**Tasks for this exercise**
a) Quote the bug report from "In recent testing" up to and including "to work fine.".
b) Decide whether each statement agrees with the bug report, answering yes or no and quoting the words of the report that settle it. (i) In the recent tests, failures seem to happen more often when LTO is OPA and LFROM is QIB. (ii) Ethernet routing to OPA also shows failures. (iii) The QIB's LNet configuration differs from that of the other nodes on the QIB fabric.
c) The details at the top of the bug report include a line listing the setup, with items separated by commas, one of them an operating system. Give every item on that line.

**Selection**
────────────────────

Details
-
Bug
-
Resolution: Unresolved
-
Minor
-
None
-
Lustre 2.10.4
-
OPA, lustre 2.10.4, Qlogic QDR IB, Centos 7.5
-
3
-
9223372036854775807
Description
Hi Folks,
Looking for some assistance on this one. We're having trouble with reliable LNet routing between Qlogic and OPA clients. Basically, we see long pauses in I/O transfers between moving data between the two fabric types. Testing with lnet_selftest has show that over many hours, some tests (300second runs) will randomly fail.
In recent testing over the last few nights it seems to fail more often when LTO = OPA and LFROM = QIB. As far as I can tell, buffers and lnetctl stats seem, etc. to look during transfers, then suddenly msgs_alloc and proc/sys/lnet/peers queue drops to zero right when lnet_selftest starts showing zero sized transfers.
For LNet settings: With mis-matched (ie: ko2iblnd settings that arent the same) Lnet router OPA <-> compute/storage node OPA would basically always give me errors. With matched and 'intel optimized' settings I've not yet seen it fail. Ethernet routing to OPA also seems to work fine.
We have the QIB's LNet configuration set to the same as the other nodes on the QIB fabric. I'll attach the config to this ticket if that helps. In case we have some settings incorrectly applied to one of the IB nets.
Are there any special settings we need to apply when trying routing between old & new 'Truescale' fabrics?

────────────────────

**Data extract**
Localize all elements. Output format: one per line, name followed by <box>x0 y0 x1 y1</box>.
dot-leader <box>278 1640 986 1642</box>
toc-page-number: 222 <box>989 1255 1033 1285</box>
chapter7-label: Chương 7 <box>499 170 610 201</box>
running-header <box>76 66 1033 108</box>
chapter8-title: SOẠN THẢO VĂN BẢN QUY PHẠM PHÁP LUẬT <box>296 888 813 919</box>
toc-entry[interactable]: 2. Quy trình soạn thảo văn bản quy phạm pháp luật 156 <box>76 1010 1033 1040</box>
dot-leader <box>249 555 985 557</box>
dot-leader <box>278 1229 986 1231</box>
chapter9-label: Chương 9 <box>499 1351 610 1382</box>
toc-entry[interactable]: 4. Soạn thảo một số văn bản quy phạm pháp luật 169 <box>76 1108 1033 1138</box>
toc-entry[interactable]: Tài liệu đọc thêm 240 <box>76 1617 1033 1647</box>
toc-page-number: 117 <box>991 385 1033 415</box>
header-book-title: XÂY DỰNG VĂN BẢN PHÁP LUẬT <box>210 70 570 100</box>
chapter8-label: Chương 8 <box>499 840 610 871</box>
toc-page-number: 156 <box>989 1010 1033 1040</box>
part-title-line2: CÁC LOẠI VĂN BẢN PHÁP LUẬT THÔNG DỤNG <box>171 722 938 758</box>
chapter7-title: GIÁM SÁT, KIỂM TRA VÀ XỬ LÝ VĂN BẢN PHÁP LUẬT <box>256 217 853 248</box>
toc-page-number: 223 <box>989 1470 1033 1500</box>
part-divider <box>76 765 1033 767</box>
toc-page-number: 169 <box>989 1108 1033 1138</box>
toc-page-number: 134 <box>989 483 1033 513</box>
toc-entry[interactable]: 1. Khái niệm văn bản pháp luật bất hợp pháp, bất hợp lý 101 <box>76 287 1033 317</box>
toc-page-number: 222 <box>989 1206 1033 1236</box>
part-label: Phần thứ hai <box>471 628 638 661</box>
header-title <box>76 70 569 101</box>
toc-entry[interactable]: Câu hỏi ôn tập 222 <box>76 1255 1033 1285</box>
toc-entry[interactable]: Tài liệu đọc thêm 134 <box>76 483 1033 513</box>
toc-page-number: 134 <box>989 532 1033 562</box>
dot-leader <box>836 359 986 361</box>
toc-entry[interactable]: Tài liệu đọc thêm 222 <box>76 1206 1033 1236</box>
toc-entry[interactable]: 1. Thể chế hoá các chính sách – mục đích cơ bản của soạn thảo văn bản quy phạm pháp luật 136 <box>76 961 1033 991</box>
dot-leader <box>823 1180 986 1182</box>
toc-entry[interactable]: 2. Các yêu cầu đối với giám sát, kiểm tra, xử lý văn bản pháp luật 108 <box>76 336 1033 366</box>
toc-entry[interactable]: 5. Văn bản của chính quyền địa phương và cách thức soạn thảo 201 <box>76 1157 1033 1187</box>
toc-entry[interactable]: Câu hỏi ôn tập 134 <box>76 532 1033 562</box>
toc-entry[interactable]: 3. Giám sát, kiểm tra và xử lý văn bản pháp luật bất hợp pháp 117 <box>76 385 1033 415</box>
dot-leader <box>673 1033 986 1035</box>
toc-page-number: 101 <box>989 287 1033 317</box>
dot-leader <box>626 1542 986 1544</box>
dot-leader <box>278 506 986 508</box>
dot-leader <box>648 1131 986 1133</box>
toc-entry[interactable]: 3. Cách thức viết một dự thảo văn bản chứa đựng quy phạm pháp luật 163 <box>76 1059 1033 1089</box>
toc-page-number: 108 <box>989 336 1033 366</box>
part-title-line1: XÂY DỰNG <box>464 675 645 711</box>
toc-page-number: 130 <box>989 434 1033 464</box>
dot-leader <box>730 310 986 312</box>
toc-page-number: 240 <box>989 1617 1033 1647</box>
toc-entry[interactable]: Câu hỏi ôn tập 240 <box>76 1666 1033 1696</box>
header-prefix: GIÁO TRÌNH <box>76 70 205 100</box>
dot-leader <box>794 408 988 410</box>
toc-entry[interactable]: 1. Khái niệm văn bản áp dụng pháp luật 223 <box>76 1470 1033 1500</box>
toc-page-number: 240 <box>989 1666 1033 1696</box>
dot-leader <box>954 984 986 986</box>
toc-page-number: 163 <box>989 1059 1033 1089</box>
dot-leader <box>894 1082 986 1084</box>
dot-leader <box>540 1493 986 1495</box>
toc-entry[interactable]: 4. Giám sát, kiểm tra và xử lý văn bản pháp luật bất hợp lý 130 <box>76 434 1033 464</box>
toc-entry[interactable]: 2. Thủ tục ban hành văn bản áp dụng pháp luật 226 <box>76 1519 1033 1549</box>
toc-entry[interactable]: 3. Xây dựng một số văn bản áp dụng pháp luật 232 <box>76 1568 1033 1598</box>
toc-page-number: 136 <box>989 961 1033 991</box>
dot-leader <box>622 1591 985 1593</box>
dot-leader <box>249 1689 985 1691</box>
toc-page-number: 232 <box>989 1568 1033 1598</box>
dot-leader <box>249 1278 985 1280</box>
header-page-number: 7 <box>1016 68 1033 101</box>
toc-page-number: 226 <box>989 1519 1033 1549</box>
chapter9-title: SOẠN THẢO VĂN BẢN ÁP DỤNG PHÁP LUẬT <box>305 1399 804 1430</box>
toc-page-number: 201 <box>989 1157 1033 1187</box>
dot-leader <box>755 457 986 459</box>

────────────────────

**Solved tasks**
a)
In recent testing over the last few nights it seems to fail more often when LTO = OPA and LFROM = QIB. As far as I can tell, buffers and lnetctl stats seem, etc. to look during transfers, then suddenly msgs_alloc and proc/sys/lnet/peers queue drops to zero right when lnet_selftest starts showing zero sized transfers.
For LNet settings: With mis-matched (ie: ko2iblnd settings that arent the same) Lnet router OPA <-> compute/storage node OPA would basically always give me errors. With matched and 'intel optimized' settings I've not yet seen it fail. Ethernet routing to OPA also seems to work fine.

b)
(i) Yes: "it seems to fail more often when LTO = OPA and LFROM = QIB"
(ii) No: "Ethernet routing to OPA also seems to work fine."
(iii) No: "We have the QIB's LNet configuration set to the same as the other nodes on the QIB fabric."

c)
OPA
lustre 2.10.4
Qlogic QDR IB
Centos 7.5